==== Supplied entries ====
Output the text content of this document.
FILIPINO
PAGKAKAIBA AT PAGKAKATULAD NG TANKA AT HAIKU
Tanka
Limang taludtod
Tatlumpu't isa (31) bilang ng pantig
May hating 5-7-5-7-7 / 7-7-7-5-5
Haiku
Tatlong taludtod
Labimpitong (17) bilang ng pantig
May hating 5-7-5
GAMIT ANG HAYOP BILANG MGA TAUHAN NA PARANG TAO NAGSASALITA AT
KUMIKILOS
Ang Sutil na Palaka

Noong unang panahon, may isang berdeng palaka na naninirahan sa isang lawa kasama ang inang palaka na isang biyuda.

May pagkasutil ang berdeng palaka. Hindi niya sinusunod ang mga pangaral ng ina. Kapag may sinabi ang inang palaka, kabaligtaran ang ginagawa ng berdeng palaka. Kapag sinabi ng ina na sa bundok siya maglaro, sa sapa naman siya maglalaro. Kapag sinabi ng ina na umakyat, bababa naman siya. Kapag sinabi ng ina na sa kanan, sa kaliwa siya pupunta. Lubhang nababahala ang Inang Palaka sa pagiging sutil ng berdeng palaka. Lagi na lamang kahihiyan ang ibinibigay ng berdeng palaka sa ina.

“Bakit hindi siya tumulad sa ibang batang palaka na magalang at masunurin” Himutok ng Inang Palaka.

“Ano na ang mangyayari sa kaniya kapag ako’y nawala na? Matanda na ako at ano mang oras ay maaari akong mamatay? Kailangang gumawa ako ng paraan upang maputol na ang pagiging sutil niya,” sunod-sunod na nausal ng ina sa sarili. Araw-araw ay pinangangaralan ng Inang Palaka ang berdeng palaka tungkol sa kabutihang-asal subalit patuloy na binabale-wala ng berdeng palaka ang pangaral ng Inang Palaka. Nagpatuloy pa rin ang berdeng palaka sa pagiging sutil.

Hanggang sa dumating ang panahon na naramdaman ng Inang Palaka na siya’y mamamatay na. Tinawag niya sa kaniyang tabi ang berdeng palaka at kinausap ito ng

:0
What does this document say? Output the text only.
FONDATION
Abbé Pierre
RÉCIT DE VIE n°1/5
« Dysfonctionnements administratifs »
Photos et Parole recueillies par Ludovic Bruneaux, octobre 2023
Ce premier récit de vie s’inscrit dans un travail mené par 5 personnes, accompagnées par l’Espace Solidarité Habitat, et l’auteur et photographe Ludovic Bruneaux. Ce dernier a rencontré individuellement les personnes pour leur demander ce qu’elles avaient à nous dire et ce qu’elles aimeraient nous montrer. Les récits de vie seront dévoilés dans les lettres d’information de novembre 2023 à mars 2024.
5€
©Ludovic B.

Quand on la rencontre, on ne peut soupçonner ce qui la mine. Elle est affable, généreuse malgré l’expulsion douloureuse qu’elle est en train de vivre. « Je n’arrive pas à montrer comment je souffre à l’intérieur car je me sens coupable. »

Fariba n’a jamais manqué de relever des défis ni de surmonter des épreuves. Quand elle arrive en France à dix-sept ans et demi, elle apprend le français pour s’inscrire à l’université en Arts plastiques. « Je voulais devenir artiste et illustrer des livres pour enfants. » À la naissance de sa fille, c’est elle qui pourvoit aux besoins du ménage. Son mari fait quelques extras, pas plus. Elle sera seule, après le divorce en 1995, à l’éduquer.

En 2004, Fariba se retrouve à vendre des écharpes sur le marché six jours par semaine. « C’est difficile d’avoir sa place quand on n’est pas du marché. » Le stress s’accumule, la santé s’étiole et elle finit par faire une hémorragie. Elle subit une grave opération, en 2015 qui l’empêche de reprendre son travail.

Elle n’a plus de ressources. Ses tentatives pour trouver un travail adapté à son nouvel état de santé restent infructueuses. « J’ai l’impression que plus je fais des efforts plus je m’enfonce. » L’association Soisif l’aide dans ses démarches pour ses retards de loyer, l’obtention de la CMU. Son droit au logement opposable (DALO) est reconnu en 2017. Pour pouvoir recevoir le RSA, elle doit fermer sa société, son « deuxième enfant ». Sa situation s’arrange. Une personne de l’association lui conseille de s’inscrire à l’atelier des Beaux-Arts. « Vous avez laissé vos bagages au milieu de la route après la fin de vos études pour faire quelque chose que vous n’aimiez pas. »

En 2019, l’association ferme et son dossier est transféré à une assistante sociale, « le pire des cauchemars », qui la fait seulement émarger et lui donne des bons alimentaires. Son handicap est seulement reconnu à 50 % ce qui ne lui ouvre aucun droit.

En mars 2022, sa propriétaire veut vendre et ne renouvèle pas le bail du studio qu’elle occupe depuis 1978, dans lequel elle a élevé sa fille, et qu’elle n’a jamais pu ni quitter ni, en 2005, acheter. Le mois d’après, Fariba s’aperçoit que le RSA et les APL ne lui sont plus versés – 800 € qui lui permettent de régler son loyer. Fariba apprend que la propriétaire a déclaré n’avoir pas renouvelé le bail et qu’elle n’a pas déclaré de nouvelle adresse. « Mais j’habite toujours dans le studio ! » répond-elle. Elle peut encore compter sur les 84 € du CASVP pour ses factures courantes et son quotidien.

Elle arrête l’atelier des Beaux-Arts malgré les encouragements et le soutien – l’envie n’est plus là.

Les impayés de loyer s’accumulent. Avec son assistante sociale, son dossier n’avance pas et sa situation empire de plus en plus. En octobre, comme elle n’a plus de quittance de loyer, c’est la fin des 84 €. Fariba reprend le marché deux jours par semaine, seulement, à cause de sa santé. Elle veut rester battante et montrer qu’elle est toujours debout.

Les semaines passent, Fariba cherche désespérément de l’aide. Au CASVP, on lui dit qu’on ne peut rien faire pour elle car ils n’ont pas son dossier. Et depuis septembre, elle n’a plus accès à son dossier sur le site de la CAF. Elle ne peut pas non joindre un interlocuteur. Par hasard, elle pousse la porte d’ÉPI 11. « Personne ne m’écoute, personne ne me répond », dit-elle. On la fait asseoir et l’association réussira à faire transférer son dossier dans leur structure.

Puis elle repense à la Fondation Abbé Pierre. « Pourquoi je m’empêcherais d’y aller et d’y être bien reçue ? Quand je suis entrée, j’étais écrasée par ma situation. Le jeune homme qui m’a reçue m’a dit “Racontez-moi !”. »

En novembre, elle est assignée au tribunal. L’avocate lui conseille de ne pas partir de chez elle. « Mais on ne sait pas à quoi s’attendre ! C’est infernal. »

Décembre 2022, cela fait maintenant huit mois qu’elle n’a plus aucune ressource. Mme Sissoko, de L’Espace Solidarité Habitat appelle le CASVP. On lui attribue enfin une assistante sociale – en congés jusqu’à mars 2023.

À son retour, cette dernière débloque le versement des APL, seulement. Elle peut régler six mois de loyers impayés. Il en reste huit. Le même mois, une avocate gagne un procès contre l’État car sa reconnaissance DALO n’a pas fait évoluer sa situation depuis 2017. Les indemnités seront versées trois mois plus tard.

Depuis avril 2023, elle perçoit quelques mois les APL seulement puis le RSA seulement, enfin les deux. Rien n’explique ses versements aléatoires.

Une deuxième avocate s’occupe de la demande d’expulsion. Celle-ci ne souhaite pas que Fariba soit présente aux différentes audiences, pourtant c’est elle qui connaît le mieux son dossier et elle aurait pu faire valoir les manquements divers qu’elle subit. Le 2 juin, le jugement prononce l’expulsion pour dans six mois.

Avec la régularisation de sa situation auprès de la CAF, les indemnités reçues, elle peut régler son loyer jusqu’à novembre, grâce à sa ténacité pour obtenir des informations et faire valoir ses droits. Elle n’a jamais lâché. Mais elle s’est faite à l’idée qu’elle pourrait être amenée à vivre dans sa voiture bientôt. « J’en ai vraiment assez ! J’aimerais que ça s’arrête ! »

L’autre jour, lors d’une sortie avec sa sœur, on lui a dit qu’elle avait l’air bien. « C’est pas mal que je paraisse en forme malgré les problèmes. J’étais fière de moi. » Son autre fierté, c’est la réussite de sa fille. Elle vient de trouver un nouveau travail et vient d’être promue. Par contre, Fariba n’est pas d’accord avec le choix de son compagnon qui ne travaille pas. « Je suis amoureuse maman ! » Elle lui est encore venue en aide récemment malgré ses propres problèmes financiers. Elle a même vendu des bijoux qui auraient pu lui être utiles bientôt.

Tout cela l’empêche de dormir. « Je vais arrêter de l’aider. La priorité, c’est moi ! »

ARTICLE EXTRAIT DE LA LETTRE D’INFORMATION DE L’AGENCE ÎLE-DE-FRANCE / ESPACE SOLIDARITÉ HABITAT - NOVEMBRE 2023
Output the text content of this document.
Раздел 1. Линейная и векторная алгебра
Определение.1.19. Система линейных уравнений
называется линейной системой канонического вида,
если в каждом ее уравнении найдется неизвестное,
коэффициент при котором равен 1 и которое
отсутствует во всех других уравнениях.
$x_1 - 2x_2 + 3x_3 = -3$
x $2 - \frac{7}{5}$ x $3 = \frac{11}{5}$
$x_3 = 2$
====
Every line containing the string "octobre" must be listed.

Photos et Parole recueillies par Ludovic Bruneaux, octobre 2023
Les impayés de loyer s’accumulent. Avec son assistante sociale, son dossier n’avance pas et sa situation empire de plus en plus. En octobre, comme elle n’a plus de quittance de loyer, c’est la fin des 84 €. Fariba reprend le marché deux jours par semaine, seulement, à cause de sa santé. Elle veut rester battante et montrer qu’elle est toujours debout.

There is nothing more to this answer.